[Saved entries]

=====

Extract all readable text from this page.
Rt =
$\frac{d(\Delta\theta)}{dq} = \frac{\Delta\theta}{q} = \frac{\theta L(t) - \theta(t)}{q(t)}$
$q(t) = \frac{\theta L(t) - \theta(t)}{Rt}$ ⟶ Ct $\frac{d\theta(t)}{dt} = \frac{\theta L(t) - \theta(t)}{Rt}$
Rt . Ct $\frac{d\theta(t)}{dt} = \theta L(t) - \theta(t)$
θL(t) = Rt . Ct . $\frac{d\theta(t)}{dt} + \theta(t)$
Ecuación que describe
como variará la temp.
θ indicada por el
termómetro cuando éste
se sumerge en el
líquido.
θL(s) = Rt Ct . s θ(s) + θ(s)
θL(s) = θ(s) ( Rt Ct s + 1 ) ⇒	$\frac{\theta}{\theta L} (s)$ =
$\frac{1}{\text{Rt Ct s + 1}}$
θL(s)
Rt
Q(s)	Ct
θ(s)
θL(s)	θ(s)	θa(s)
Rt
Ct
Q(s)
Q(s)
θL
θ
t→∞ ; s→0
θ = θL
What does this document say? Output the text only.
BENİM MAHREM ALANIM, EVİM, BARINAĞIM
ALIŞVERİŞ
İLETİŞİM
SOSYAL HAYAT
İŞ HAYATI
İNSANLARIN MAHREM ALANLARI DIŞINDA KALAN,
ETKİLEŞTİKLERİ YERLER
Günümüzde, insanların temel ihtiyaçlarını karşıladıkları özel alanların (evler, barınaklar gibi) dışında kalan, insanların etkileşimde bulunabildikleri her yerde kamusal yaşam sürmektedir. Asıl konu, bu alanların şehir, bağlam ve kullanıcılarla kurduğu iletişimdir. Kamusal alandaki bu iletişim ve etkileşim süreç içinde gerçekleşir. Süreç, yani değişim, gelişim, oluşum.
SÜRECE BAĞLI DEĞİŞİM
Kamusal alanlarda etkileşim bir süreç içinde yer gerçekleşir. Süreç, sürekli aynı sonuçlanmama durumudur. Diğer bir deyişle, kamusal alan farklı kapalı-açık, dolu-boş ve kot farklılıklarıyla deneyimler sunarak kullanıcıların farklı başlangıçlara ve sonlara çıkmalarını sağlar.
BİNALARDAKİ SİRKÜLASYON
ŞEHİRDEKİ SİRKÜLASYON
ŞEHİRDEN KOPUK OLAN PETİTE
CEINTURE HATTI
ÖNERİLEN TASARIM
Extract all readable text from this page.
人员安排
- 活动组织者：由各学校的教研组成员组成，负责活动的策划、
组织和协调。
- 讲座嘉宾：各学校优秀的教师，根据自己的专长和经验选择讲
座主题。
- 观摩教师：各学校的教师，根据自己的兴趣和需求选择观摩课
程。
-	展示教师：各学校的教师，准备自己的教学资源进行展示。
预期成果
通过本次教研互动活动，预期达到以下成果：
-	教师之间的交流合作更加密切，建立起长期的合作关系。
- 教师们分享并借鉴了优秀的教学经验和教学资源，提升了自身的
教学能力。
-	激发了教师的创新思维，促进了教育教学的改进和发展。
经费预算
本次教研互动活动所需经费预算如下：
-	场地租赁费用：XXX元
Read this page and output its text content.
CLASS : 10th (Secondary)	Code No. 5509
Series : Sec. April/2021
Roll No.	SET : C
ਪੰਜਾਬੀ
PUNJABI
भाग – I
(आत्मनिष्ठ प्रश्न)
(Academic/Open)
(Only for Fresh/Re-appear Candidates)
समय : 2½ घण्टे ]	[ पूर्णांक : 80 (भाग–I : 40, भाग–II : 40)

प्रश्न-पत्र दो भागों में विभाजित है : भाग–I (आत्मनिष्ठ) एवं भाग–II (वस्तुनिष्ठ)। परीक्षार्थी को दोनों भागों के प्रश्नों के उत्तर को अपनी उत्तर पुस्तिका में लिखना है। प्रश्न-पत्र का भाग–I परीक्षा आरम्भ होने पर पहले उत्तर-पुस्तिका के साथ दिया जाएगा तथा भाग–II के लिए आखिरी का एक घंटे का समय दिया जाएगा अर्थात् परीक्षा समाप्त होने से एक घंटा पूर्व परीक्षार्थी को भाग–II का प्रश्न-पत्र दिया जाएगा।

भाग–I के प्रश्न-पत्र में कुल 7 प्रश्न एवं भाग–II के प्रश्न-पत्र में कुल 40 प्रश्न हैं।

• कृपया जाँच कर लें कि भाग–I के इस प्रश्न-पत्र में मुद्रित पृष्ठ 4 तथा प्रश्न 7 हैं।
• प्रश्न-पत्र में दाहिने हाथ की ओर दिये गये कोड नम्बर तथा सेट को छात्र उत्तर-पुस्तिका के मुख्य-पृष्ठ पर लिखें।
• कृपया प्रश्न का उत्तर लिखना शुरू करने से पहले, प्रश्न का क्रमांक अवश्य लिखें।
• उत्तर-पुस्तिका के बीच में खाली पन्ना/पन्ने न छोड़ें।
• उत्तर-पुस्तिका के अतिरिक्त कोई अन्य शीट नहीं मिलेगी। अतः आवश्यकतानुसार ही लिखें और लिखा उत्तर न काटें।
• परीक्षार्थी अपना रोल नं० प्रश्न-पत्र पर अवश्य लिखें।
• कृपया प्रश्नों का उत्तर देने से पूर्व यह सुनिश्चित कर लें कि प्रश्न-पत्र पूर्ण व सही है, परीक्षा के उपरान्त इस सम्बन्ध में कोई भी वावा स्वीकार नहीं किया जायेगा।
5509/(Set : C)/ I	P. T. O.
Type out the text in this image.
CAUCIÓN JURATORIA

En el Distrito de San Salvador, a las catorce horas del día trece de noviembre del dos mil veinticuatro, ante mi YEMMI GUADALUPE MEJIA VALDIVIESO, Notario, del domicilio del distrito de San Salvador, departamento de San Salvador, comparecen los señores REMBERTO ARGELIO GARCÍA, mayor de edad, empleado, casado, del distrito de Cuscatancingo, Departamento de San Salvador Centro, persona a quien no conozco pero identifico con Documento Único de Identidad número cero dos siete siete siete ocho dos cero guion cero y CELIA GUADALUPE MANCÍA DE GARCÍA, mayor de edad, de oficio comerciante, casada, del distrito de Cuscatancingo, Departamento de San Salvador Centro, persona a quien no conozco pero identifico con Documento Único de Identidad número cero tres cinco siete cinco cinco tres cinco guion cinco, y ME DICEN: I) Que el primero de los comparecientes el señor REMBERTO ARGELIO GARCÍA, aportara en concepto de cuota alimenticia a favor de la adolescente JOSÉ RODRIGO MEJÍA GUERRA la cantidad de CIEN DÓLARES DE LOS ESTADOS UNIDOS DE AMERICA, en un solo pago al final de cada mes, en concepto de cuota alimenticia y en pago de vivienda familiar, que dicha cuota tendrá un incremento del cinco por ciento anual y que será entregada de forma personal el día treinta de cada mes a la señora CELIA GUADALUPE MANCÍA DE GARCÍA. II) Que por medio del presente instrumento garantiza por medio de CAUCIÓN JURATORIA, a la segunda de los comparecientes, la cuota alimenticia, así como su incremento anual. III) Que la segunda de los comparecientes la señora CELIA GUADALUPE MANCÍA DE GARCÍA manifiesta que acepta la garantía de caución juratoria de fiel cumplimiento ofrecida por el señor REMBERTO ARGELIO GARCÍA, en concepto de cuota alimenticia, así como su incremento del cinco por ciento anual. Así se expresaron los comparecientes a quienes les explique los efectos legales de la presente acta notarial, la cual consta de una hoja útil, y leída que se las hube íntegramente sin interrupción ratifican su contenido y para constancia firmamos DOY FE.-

=====

- **INSTRUCTIONS TO FOLLOW**:
Your task is to transcribe the material exactly.

- **SOLUTION FOR THIS PROBLEM**:
Extract all readable text from this page.
Rt =
$\frac{d(\Delta\theta)}{dq} = \frac{\Delta\theta}{q} = \frac{\theta L(t) - \theta(t)}{q(t)}$
$q(t) = \frac{\theta L(t) - \theta(t)}{Rt}$ ⟶ Ct $\frac{d\theta(t)}{dt} = \frac{\theta L(t) - \theta(t)}{Rt}$
Rt . Ct $\frac{d\theta(t)}{dt} = \theta L(t) - \theta(t)$
θL(t) = Rt . Ct . $\frac{d\theta(t)}{dt} + \theta(t)$
Ecuación que describe
como variará la temp.
θ indicada por el
termómetro cuando éste
se sumerge en el
líquido.
θL(s) = Rt Ct . s θ(s) + θ(s)
θL(s) = θ(s) ( Rt Ct s + 1 ) ⇒	$\frac{\theta}{\theta L} (s)$ =
$\frac{1}{\text{Rt Ct s + 1}}$
θL(s)
Rt
Q(s)	Ct
θ(s)
θL(s)	θ(s)	θa(s)
Rt
Ct
Q(s)
Q(s)
θL
θ
t→∞ ; s→0
θ = θL
What does this document say? Output the text only.
BENİM MAHREM ALANIM, EVİM, BARINAĞIM
ALIŞVERİŞ
İLETİŞİM
SOSYAL HAYAT
İŞ HAYATI
İNSANLARIN MAHREM ALANLARI DIŞINDA KALAN,
ETKİLEŞTİKLERİ YERLER
Günümüzde, insanların temel ihtiyaçlarını karşıladıkları özel alanların (evler, barınaklar gibi) dışında kalan, insanların etkileşimde bulunabildikleri her yerde kamusal yaşam sürmektedir. Asıl konu, bu alanların şehir, bağlam ve kullanıcılarla kurduğu iletişimdir. Kamusal alandaki bu iletişim ve etkileşim süreç içinde gerçekleşir. Süreç, yani değişim, gelişim, oluşum.
SÜRECE BAĞLI DEĞİŞİM
Kamusal alanlarda etkileşim bir süreç içinde yer gerçekleşir. Süreç, sürekli aynı sonuçlanmama durumudur. Diğer bir deyişle, kamusal alan farklı kapalı-açık, dolu-boş ve kot farklılıklarıyla deneyimler sunarak kullanıcıların farklı başlangıçlara ve sonlara çıkmalarını sağlar.
BİNALARDAKİ SİRKÜLASYON
ŞEHİRDEKİ SİRKÜLASYON
ŞEHİRDEN KOPUK OLAN PETİTE
CEINTURE HATTI
ÖNERİLEN TASARIM
Extract all readable text from this page.
人员安排
- 活动组织者：由各学校的教研组成员组成，负责活动的策划、
组织和协调。
- 讲座嘉宾：各学校优秀的教师，根据自己的专长和经验选择讲
座主题。
- 观摩教师：各学校的教师，根据自己的兴趣和需求选择观摩课
程。
-	展示教师：各学校的教师，准备自己的教学资源进行展示。
预期成果
通过本次教研互动活动，预期达到以下成果：
-	教师之间的交流合作更加密切，建立起长期的合作关系。
- 教师们分享并借鉴了优秀的教学经验和教学资源，提升了自身的
教学能力。
-	激发了教师的创新思维，促进了教育教学的改进和发展。
经费预算
本次教研互动活动所需经费预算如下：
-	场地租赁费用：XXX元
Read this page and output its text content.
CLASS : 10th (Secondary)	Code No. 5509
Series : Sec. April/2021
Roll No.	SET : C
ਪੰਜਾਬੀ
PUNJABI
भाग – I
(आत्मनिष्ठ प्रश्न)
(Academic/Open)
(Only for Fresh/Re-appear Candidates)
समय : 2½ घण्टे ]	[ पूर्णांक : 80 (भाग–I : 40, भाग–II : 40)

प्रश्न-पत्र दो भागों में विभाजित है : भाग–I (आत्मनिष्ठ) एवं भाग–II (वस्तुनिष्ठ)। परीक्षार्थी को दोनों भागों के प्रश्नों के उत्तर को अपनी उत्तर पुस्तिका में लिखना है। प्रश्न-पत्र का भाग–I परीक्षा आरम्भ होने पर पहले उत्तर-पुस्तिका के साथ दिया जाएगा तथा भाग–II के लिए आखिरी का एक घंटे का समय दिया जाएगा अर्थात् परीक्षा समाप्त होने से एक घंटा पूर्व परीक्षार्थी को भाग–II का प्रश्न-पत्र दिया जाएगा।

भाग–I के प्रश्न-पत्र में कुल 7 प्रश्न एवं भाग–II के प्रश्न-पत्र में कुल 40 प्रश्न हैं।

• कृपया जाँच कर लें कि भाग–I के इस प्रश्न-पत्र में मुद्रित पृष्ठ 4 तथा प्रश्न 7 हैं।
• प्रश्न-पत्र में दाहिने हाथ की ओर दिये गये कोड नम्बर तथा सेट को छात्र उत्तर-पुस्तिका के मुख्य-पृष्ठ पर लिखें।
• कृपया प्रश्न का उत्तर लिखना शुरू करने से पहले, प्रश्न का क्रमांक अवश्य लिखें।
• उत्तर-पुस्तिका के बीच में खाली पन्ना/पन्ने न छोड़ें।
• उत्तर-पुस्तिका के अतिरिक्त कोई अन्य शीट नहीं मिलेगी। अतः आवश्यकतानुसार ही लिखें और लिखा उत्तर न काटें।
• परीक्षार्थी अपना रोल नं० प्रश्न-पत्र पर अवश्य लिखें।
• कृपया प्रश्नों का उत्तर देने से पूर्व यह सुनिश्चित कर लें कि प्रश्न-पत्र पूर्ण व सही है, परीक्षा के उपरान्त इस सम्बन्ध में कोई भी वावा स्वीकार नहीं किया जायेगा।
5509/(Set : C)/ I	P. T. O.
Type out the text in this image.
CAUCIÓN JURATORIA

En el Distrito de San Salvador, a las catorce horas del día trece de noviembre del dos mil veinticuatro, ante mi YEMMI GUADALUPE MEJIA VALDIVIESO, Notario, del domicilio del distrito de San Salvador, departamento de San Salvador, comparecen los señores REMBERTO ARGELIO GARCÍA, mayor de edad, empleado, casado, del distrito de Cuscatancingo, Departamento de San Salvador Centro, persona a quien no conozco pero identifico con Documento Único de Identidad número cero dos siete siete siete ocho dos cero guion cero y CELIA GUADALUPE MANCÍA DE GARCÍA, mayor de edad, de oficio comerciante, casada, del distrito de Cuscatancingo, Departamento de San Salvador Centro, persona a quien no conozco pero identifico con Documento Único de Identidad número cero tres cinco siete cinco cinco tres cinco guion cinco, y ME DICEN: I) Que el primero de los comparecientes el señor REMBERTO ARGELIO GARCÍA, aportara en concepto de cuota alimenticia a favor de la adolescente JOSÉ RODRIGO MEJÍA GUERRA la cantidad de CIEN DÓLARES DE LOS ESTADOS UNIDOS DE AMERICA, en un solo pago al final de cada mes, en concepto de cuota alimenticia y en pago de vivienda familiar, que dicha cuota tendrá un incremento del cinco por ciento anual y que será entregada de forma personal el día treinta de cada mes a la señora CELIA GUADALUPE MANCÍA DE GARCÍA. II) Que por medio del presente instrumento garantiza por medio de CAUCIÓN JURATORIA, a la segunda de los comparecientes, la cuota alimenticia, así como su incremento anual. III) Que la segunda de los comparecientes la señora CELIA GUADALUPE MANCÍA DE GARCÍA manifiesta que acepta la garantía de caución juratoria de fiel cumplimiento ofrecida por el señor REMBERTO ARGELIO GARCÍA, en concepto de cuota alimenticia, así como su incremento del cinco por ciento anual. Así se expresaron los comparecientes a quienes les explique los efectos legales de la presente acta notarial, la cual consta de una hoja útil, y leída que se las hube íntegramente sin interrupción ratifican su contenido y para constancia firmamos DOY FE.-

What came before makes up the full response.